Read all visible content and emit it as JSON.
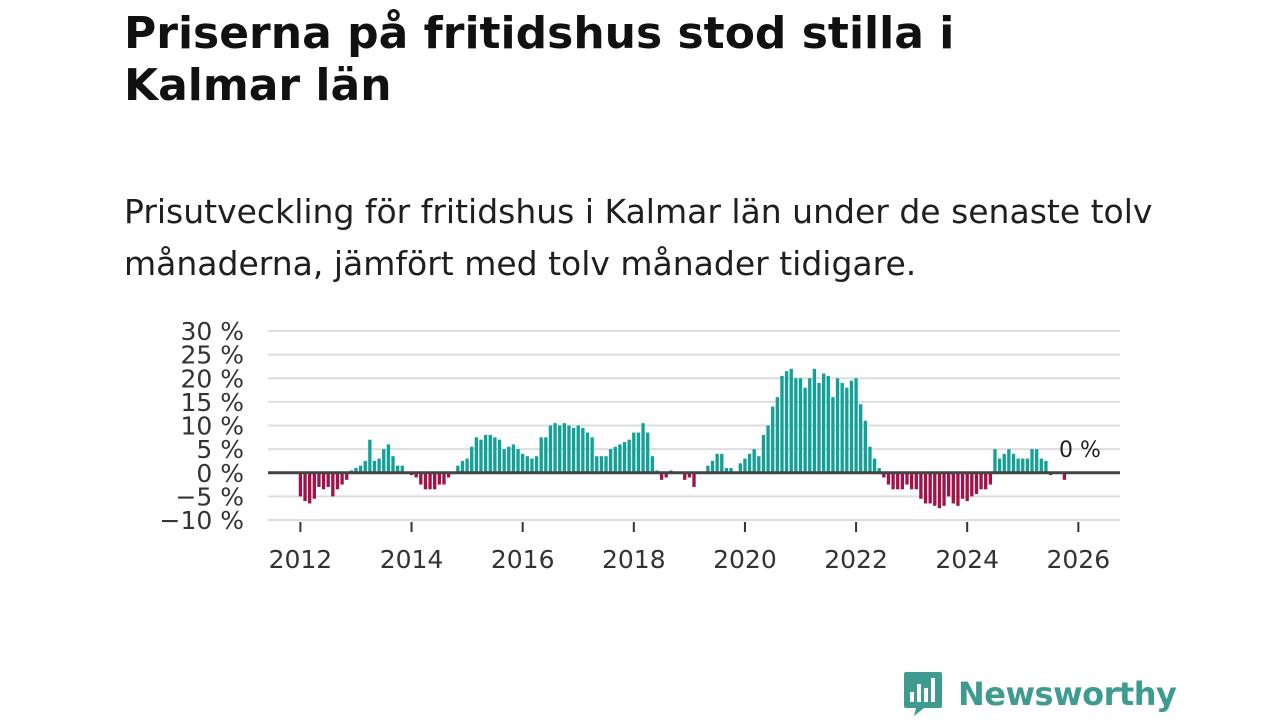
{
  "title": "Priserna på fritidshus stod stilla i Kalmar län",
  "subtitle": "Prisutveckling för fritidshus i Kalmar län under de senaste tolv månaderna, jämfört med tolv månader tidigare.",
  "brand": {
    "name": "Newsworthy",
    "color": "#3f9b8f",
    "icon": "bar-chart-logo-icon"
  },
  "colors": {
    "positive": "#12a196",
    "negative": "#a0124a",
    "zero_line": "#444444",
    "grid": "#dddddd"
  },
  "chart_data": {
    "type": "bar",
    "title": "",
    "xlabel": "",
    "ylabel": "",
    "ylim": [
      -10,
      30
    ],
    "xlim": [
      "2011-06",
      "2026-10"
    ],
    "y_ticks": [
      -10,
      -5,
      0,
      5,
      10,
      15,
      20,
      25,
      30
    ],
    "y_tick_labels": [
      "−10 %",
      "−5 %",
      "0 %",
      "5 %",
      "10 %",
      "15 %",
      "20 %",
      "25 %",
      "30 %"
    ],
    "x_ticks": [
      "2012",
      "2014",
      "2016",
      "2018",
      "2020",
      "2022",
      "2024",
      "2026"
    ],
    "grid": true,
    "end_label": "0 %",
    "start": "2012-01",
    "frequency": "monthly",
    "values": [
      -5,
      -6,
      -6.5,
      -5.5,
      -3,
      -3.5,
      -3,
      -5,
      -3.5,
      -2.5,
      -1.5,
      0.5,
      1,
      1.5,
      2.5,
      7,
      2.5,
      3,
      5,
      6,
      3.5,
      1.5,
      1.5,
      0,
      -0.5,
      -1,
      -2.5,
      -3.5,
      -3.5,
      -3.5,
      -2.5,
      -2.5,
      -1,
      0,
      1.5,
      2.5,
      3,
      5.5,
      7.5,
      7,
      8,
      8,
      7.5,
      7,
      5,
      5.5,
      6,
      5,
      4,
      3.5,
      3,
      3.5,
      7.5,
      7.5,
      10,
      10.5,
      10,
      10.5,
      10,
      9.5,
      10,
      9.5,
      8.5,
      7.5,
      3.5,
      3.5,
      3.5,
      5,
      5.5,
      6,
      6.5,
      7,
      8.5,
      8.5,
      10.5,
      8.5,
      3.5,
      0.5,
      -1.5,
      -1,
      0.5,
      0,
      0,
      -1.5,
      -1,
      -3,
      0,
      0,
      1.5,
      2.5,
      4,
      4,
      1,
      1,
      0,
      2,
      3,
      4,
      5,
      3.5,
      8,
      10,
      14,
      16,
      20.5,
      21.5,
      22,
      20,
      20,
      18,
      20,
      22,
      19,
      21,
      20.5,
      16,
      20,
      19,
      18,
      19.5,
      20,
      14.5,
      11,
      5.5,
      3,
      1,
      -1,
      -2.5,
      -3.5,
      -3.5,
      -3.5,
      -2.5,
      -3.5,
      -3.5,
      -5.5,
      -6.5,
      -6.5,
      -7,
      -7.5,
      -7,
      -5,
      -6.5,
      -7,
      -5.5,
      -6,
      -5,
      -4.5,
      -3.5,
      -3.5,
      -2.5,
      5,
      3,
      4,
      5,
      4,
      3,
      3,
      3,
      5,
      5,
      3,
      2.5,
      -0.5,
      0,
      0,
      -1.5
    ]
  }
}
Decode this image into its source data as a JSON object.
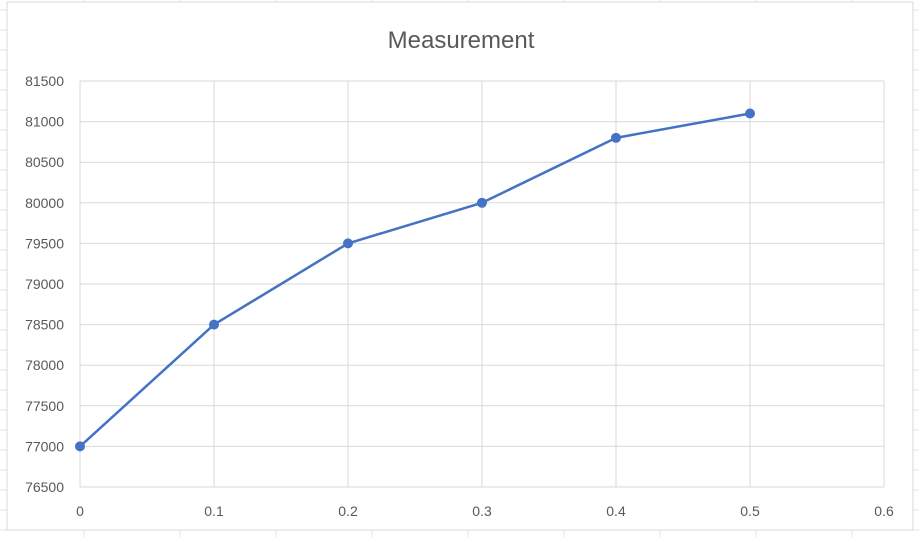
{
  "chart_data": {
    "type": "scatter",
    "title": "Measurement",
    "xlabel": "",
    "ylabel": "",
    "x": [
      0,
      0.1,
      0.2,
      0.3,
      0.4,
      0.5
    ],
    "series": [
      {
        "values": [
          77000,
          78500,
          79500,
          80000,
          80800,
          81100
        ]
      }
    ],
    "xlim": [
      0,
      0.6
    ],
    "ylim": [
      76500,
      81500
    ],
    "xticks": [
      "0",
      "0.1",
      "0.2",
      "0.3",
      "0.4",
      "0.5",
      "0.6"
    ],
    "yticks": [
      "76500",
      "77000",
      "77500",
      "78000",
      "78500",
      "79000",
      "79500",
      "80000",
      "80500",
      "81000",
      "81500"
    ],
    "lines_connected": true,
    "markers": "circle",
    "grid": true,
    "legend": "none",
    "colors": {
      "series": "#4472c4",
      "grid": "#d9d9d9",
      "text": "#595959"
    }
  }
}
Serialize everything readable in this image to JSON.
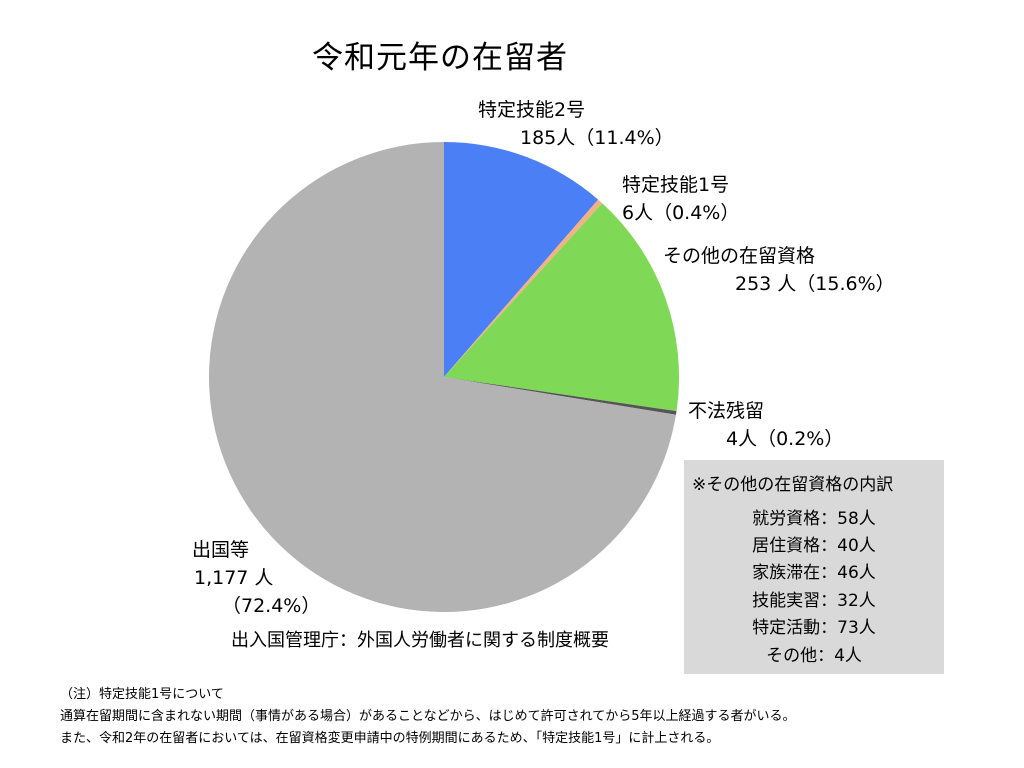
_____
> WHAT IS NEEDED: Identify each line containing the string "Kalmar" and copy it out.

> TASK RESULT:
  "title": "Priserna på fritidshus stod stilla i Kalmar län",
  "subtitle": "Prisutveckling för fritidshus i Kalmar län under de senaste tolv månaderna, jämfört med tolv månader tidigare.",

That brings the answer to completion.